*Aim*. Wherever a line below holds the word "index", copy that line.

[start of Stored records]

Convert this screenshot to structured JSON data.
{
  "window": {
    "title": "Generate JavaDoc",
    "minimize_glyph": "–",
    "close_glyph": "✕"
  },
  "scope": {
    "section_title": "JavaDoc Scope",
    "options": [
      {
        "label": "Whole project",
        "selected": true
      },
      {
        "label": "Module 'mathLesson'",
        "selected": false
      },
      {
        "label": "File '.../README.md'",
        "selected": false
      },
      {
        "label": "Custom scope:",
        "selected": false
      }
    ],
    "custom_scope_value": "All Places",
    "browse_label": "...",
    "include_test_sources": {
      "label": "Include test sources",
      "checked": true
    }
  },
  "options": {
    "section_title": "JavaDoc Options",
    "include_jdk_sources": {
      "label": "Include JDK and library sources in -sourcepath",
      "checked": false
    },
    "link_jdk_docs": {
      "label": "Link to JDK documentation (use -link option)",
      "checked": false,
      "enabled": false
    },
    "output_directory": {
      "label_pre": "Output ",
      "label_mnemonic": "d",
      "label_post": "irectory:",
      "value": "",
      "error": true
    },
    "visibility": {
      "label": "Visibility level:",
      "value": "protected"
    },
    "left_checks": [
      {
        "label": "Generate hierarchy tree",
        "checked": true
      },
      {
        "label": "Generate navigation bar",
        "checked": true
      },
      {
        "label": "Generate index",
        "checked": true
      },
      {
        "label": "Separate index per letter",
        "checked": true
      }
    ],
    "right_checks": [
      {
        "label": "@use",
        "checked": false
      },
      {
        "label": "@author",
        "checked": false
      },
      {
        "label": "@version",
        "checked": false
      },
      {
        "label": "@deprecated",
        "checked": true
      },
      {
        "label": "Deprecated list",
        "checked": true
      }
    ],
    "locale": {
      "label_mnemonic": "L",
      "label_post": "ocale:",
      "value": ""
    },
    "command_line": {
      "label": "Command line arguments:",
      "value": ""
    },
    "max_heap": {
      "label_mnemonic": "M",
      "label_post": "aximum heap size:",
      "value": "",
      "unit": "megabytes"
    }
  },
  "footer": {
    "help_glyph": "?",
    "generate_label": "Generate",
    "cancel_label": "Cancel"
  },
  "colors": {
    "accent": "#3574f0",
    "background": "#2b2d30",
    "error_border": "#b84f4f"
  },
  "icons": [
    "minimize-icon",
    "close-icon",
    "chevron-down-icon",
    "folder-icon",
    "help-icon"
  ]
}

[end of Stored records]

*Task response*.
        "label": "Generate index",
        "label": "Separate index per letter",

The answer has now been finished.